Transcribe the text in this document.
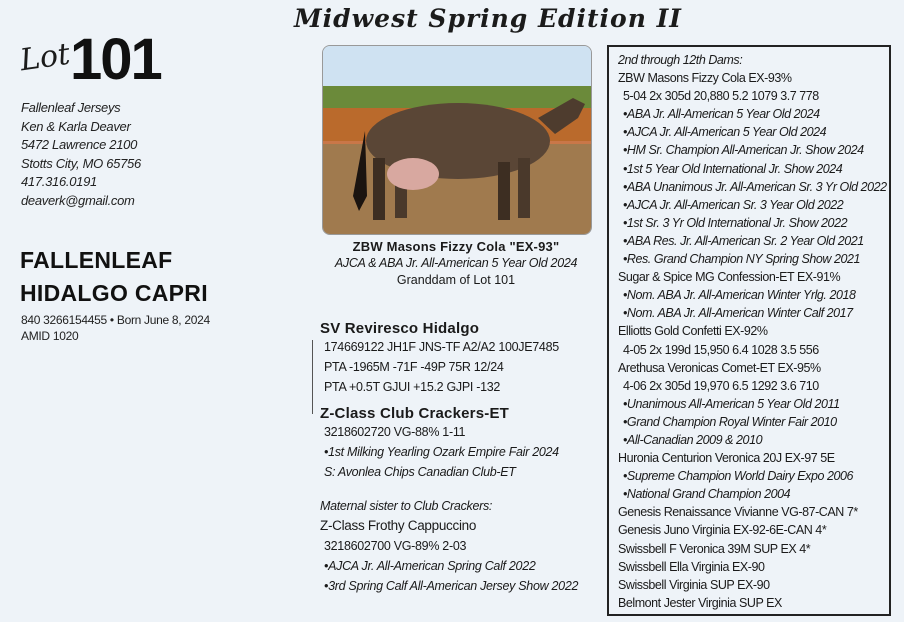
Midwest Spring Edition II
Lot
101
Fallenleaf Jerseys
Ken & Karla Deaver
5472 Lawrence 2100
Stotts City, MO 65756
417.316.0191
deaverk@gmail.com
FALLENLEAF
HIDALGO CAPRI
840 3266154455 • Born June 8, 2024
AMID 1020
ZBW Masons Fizzy Cola "EX-93"
AJCA & ABA Jr. All-American 5 Year Old 2024
Granddam of Lot 101
SV Reviresco Hidalgo
174669122 JH1F JNS-TF A2/A2 100JE7485
PTA -1965M -71F -49P 75R 12/24
PTA +0.5T GJUI +15.2 GJPI -132
Z-Class Club Crackers-ET
3218602720 VG-88% 1-11
•1st Milking Yearling Ozark Empire Fair 2024
S: Avonlea Chips Canadian Club-ET
Maternal sister to Club Crackers:
Z-Class Frothy Cappuccino
3218602700 VG-89% 2-03
•AJCA Jr. All-American Spring Calf 2022
•3rd Spring Calf All-American Jersey Show 2022
2nd through 12th Dams:
ZBW Masons Fizzy Cola EX-93%
5-04 2x 305d 20,880 5.2 1079 3.7 778
•ABA Jr. All-American 5 Year Old 2024
•AJCA Jr. All-American 5 Year Old 2024
•HM Sr. Champion All-American Jr. Show 2024
•1st 5 Year Old International Jr. Show 2024
•ABA Unanimous Jr. All-American Sr. 3 Yr Old 2022
•AJCA Jr. All-American Sr. 3 Year Old 2022
•1st Sr. 3 Yr Old International Jr. Show 2022
•ABA Res. Jr. All-American Sr. 2 Year Old 2021
•Res. Grand Champion NY Spring Show 2021
Sugar & Spice MG Confession-ET EX-91%
•Nom. ABA Jr. All-American Winter Yrlg. 2018
•Nom. ABA Jr. All-American Winter Calf 2017
Elliotts Gold Confetti EX-92%
4-05 2x 199d 15,950 6.4 1028 3.5 556
Arethusa Veronicas Comet-ET EX-95%
4-06 2x 305d 19,970 6.5 1292 3.6 710
•Unanimous All-American 5 Year Old 2011
•Grand Champion Royal Winter Fair 2010
•All-Canadian 2009 & 2010
Huronia Centurion Veronica 20J EX-97 5E
•Supreme Champion World Dairy Expo 2006
•National Grand Champion 2004
Genesis Renaissance Vivianne VG-87-CAN 7*
Genesis Juno Virginia EX-92-6E-CAN 4*
Swissbell F Veronica 39M SUP EX 4*
Swissbell Ella Virginia EX-90
Swissbell Virginia SUP EX-90
Belmont Jester Virginia SUP EX
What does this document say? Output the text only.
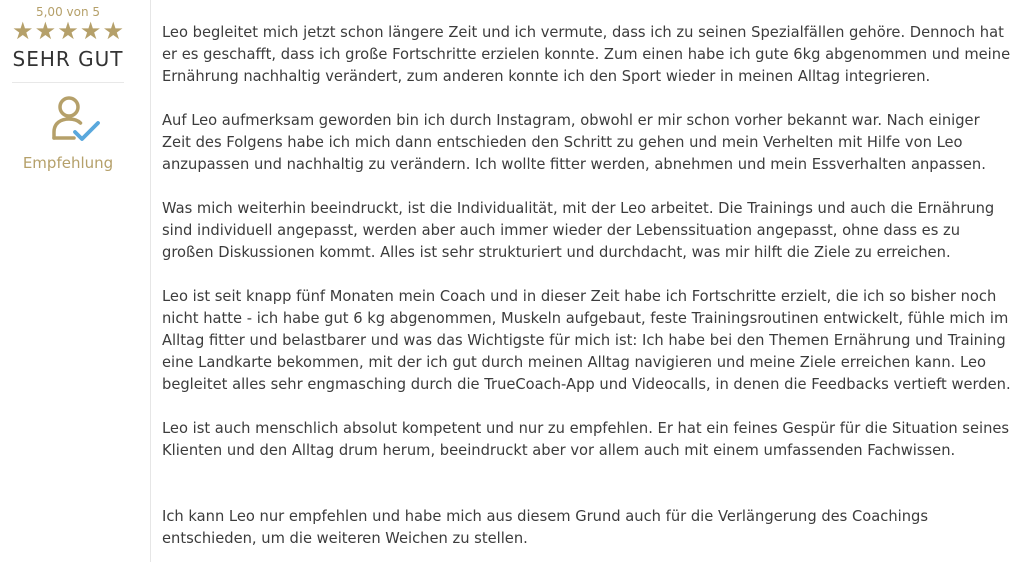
5,00 von 5
★ ★ ★ ★ ★
SEHR GUT
Empfehlung

Leo begleitet mich jetzt schon längere Zeit und ich vermute, dass ich zu seinen Spezialfällen gehöre. Dennoch hat er es geschafft, dass ich große Fortschritte erzielen konnte. Zum einen habe ich gute 6kg abgenommen und meine Ernährung nachhaltig verändert, zum anderen konnte ich den Sport wieder in meinen Alltag integrieren.

Auf Leo aufmerksam geworden bin ich durch Instagram, obwohl er mir schon vorher bekannt war. Nach einiger Zeit des Folgens habe ich mich dann entschieden den Schritt zu gehen und mein Verhelten mit Hilfe von Leo anzupassen und nachhaltig zu verändern. Ich wollte fitter werden, abnehmen und mein Essverhalten anpassen.

Was mich weiterhin beeindruckt, ist die Individualität, mit der Leo arbeitet. Die Trainings und auch die Ernährung sind individuell angepasst, werden aber auch immer wieder der Lebenssituation angepasst, ohne dass es zu großen Diskussionen kommt. Alles ist sehr strukturiert und durchdacht, was mir hilft die Ziele zu erreichen.

Leo ist seit knapp fünf Monaten mein Coach und in dieser Zeit habe ich Fortschritte erzielt, die ich so bisher noch nicht hatte - ich habe gut 6 kg abgenommen, Muskeln aufgebaut, feste Trainingsroutinen entwickelt, fühle mich im Alltag fitter und belastbarer und was das Wichtigste für mich ist: Ich habe bei den Themen Ernährung und Training eine Landkarte bekommen, mit der ich gut durch meinen Alltag navigieren und meine Ziele erreichen kann. Leo begleitet alles sehr engmasching durch die TrueCoach-App und Videocalls, in denen die Feedbacks vertieft werden.

Leo ist auch menschlich absolut kompetent und nur zu empfehlen. Er hat ein feines Gespür für die Situation seines Klienten und den Alltag drum herum, beeindruckt aber vor allem auch mit einem umfassenden Fachwissen.

Ich kann Leo nur empfehlen und habe mich aus diesem Grund auch für die Verlängerung des Coachings entschieden, um die weiteren Weichen zu stellen.
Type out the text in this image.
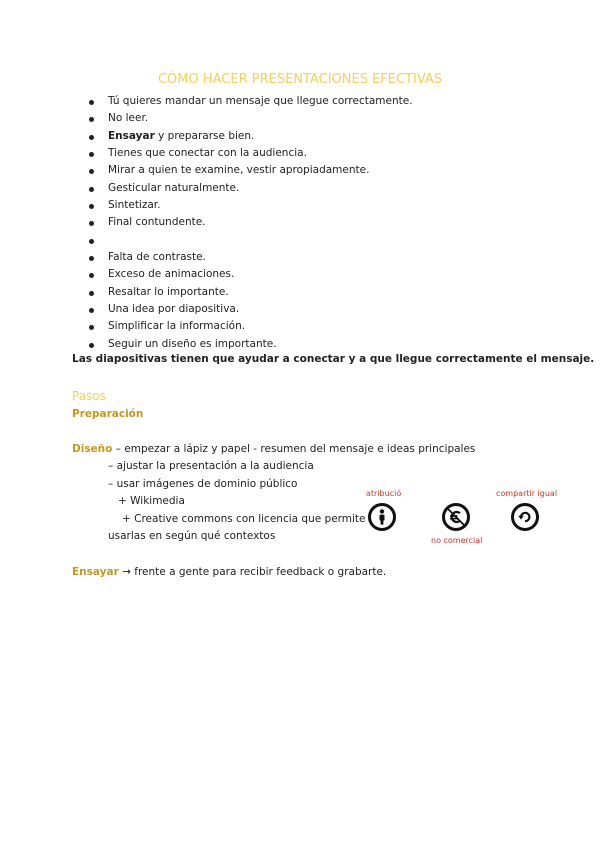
CÓMO HACER PRESENTACIONES EFECTIVAS
Tú quieres mandar un mensaje que llegue correctamente.
No leer.
Ensayar y prepararse bien.
Tienes que conectar con la audiencia.
Mirar a quien te examine, vestir apropiadamente.
Gesticular naturalmente.
Sintetizar.
Final contundente.
Falta de contraste.
Exceso de animaciones.
Resaltar lo importante.
Una idea por diapositiva.
Simplificar la información.
Seguir un diseño es importante.
Las diapositivas tienen que ayudar a conectar y a que llegue correctamente el mensaje.
Pasos
Preparación
Diseño – empezar a lápiz y papel - resumen del mensaje e ideas principales
– ajustar la presentación a la audiencia
– usar imágenes de dominio público
+ Wikimedia
+ Creative commons con licencia que permite
usarlas en según qué contextos
atribució
no comercial
compartir igual
Ensayar → frente a gente para recibir feedback o grabarte.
☆ ☆ ☆ ☆ ☆
▸ **What the task asks**
Word for word, write out each line of the records, but leave the pictures behind.

▸ **Expected answer**
Transcribe the text in this document.
Midwest Spring Edition II
Lot
101
Fallenleaf Jerseys
Ken & Karla Deaver
5472 Lawrence 2100
Stotts City, MO 65756
417.316.0191
deaverk@gmail.com
FALLENLEAF
HIDALGO CAPRI
840 3266154455 • Born June 8, 2024
AMID 1020
ZBW Masons Fizzy Cola "EX-93"
AJCA & ABA Jr. All-American 5 Year Old 2024
Granddam of Lot 101
SV Reviresco Hidalgo
174669122 JH1F JNS-TF A2/A2 100JE7485
PTA -1965M -71F -49P 75R 12/24
PTA +0.5T GJUI +15.2 GJPI -132
Z-Class Club Crackers-ET
3218602720 VG-88% 1-11
•1st Milking Yearling Ozark Empire Fair 2024
S: Avonlea Chips Canadian Club-ET
Maternal sister to Club Crackers:
Z-Class Frothy Cappuccino
3218602700 VG-89% 2-03
•AJCA Jr. All-American Spring Calf 2022
•3rd Spring Calf All-American Jersey Show 2022
2nd through 12th Dams:
ZBW Masons Fizzy Cola EX-93%
5-04 2x 305d 20,880 5.2 1079 3.7 778
•ABA Jr. All-American 5 Year Old 2024
•AJCA Jr. All-American 5 Year Old 2024
•HM Sr. Champion All-American Jr. Show 2024
•1st 5 Year Old International Jr. Show 2024
•ABA Unanimous Jr. All-American Sr. 3 Yr Old 2022
•AJCA Jr. All-American Sr. 3 Year Old 2022
•1st Sr. 3 Yr Old International Jr. Show 2022
•ABA Res. Jr. All-American Sr. 2 Year Old 2021
•Res. Grand Champion NY Spring Show 2021
Sugar & Spice MG Confession-ET EX-91%
•Nom. ABA Jr. All-American Winter Yrlg. 2018
•Nom. ABA Jr. All-American Winter Calf 2017
Elliotts Gold Confetti EX-92%
4-05 2x 199d 15,950 6.4 1028 3.5 556
Arethusa Veronicas Comet-ET EX-95%
4-06 2x 305d 19,970 6.5 1292 3.6 710
•Unanimous All-American 5 Year Old 2011
•Grand Champion Royal Winter Fair 2010
•All-Canadian 2009 & 2010
Huronia Centurion Veronica 20J EX-97 5E
•Supreme Champion World Dairy Expo 2006
•National Grand Champion 2004
Genesis Renaissance Vivianne VG-87-CAN 7*
Genesis Juno Virginia EX-92-6E-CAN 4*
Swissbell F Veronica 39M SUP EX 4*
Swissbell Ella Virginia EX-90
Swissbell Virginia SUP EX-90
Belmont Jester Virginia SUP EX
What does this document say? Output the text only.
5,00 von 5
★ ★ ★ ★ ★
SEHR GUT
Empfehlung

Leo begleitet mich jetzt schon längere Zeit und ich vermute, dass ich zu seinen Spezialfällen gehöre. Dennoch hat er es geschafft, dass ich große Fortschritte erzielen konnte. Zum einen habe ich gute 6kg abgenommen und meine Ernährung nachhaltig verändert, zum anderen konnte ich den Sport wieder in meinen Alltag integrieren.

Auf Leo aufmerksam geworden bin ich durch Instagram, obwohl er mir schon vorher bekannt war. Nach einiger Zeit des Folgens habe ich mich dann entschieden den Schritt zu gehen und mein Verhelten mit Hilfe von Leo anzupassen und nachhaltig zu verändern. Ich wollte fitter werden, abnehmen und mein Essverhalten anpassen.

Was mich weiterhin beeindruckt, ist die Individualität, mit der Leo arbeitet. Die Trainings und auch die Ernährung sind individuell angepasst, werden aber auch immer wieder der Lebenssituation angepasst, ohne dass es zu großen Diskussionen kommt. Alles ist sehr strukturiert und durchdacht, was mir hilft die Ziele zu erreichen.

Leo ist seit knapp fünf Monaten mein Coach und in dieser Zeit habe ich Fortschritte erzielt, die ich so bisher noch nicht hatte - ich habe gut 6 kg abgenommen, Muskeln aufgebaut, feste Trainingsroutinen entwickelt, fühle mich im Alltag fitter und belastbarer und was das Wichtigste für mich ist: Ich habe bei den Themen Ernährung und Training eine Landkarte bekommen, mit der ich gut durch meinen Alltag navigieren und meine Ziele erreichen kann. Leo begleitet alles sehr engmasching durch die TrueCoach-App und Videocalls, in denen die Feedbacks vertieft werden.

Leo ist auch menschlich absolut kompetent und nur zu empfehlen. Er hat ein feines Gespür für die Situation seines Klienten und den Alltag drum herum, beeindruckt aber vor allem auch mit einem umfassenden Fachwissen.

Ich kann Leo nur empfehlen und habe mich aus diesem Grund auch für die Verlängerung des Coachings entschieden, um die weiteren Weichen zu stellen.
Type out the text in this image.
CÓMO HACER PRESENTACIONES EFECTIVAS
Tú quieres mandar un mensaje que llegue correctamente.
No leer.
Ensayar y prepararse bien.
Tienes que conectar con la audiencia.
Mirar a quien te examine, vestir apropiadamente.
Gesticular naturalmente.
Sintetizar.
Final contundente.
Falta de contraste.
Exceso de animaciones.
Resaltar lo importante.
Una idea por diapositiva.
Simplificar la información.
Seguir un diseño es importante.
Las diapositivas tienen que ayudar a conectar y a que llegue correctamente el mensaje.
Pasos
Preparación
Diseño – empezar a lápiz y papel - resumen del mensaje e ideas principales
– ajustar la presentación a la audiencia
– usar imágenes de dominio público
+ Wikimedia
+ Creative commons con licencia que permite
usarlas en según qué contextos
atribució
no comercial
compartir igual
Ensayar → frente a gente para recibir feedback o grabarte.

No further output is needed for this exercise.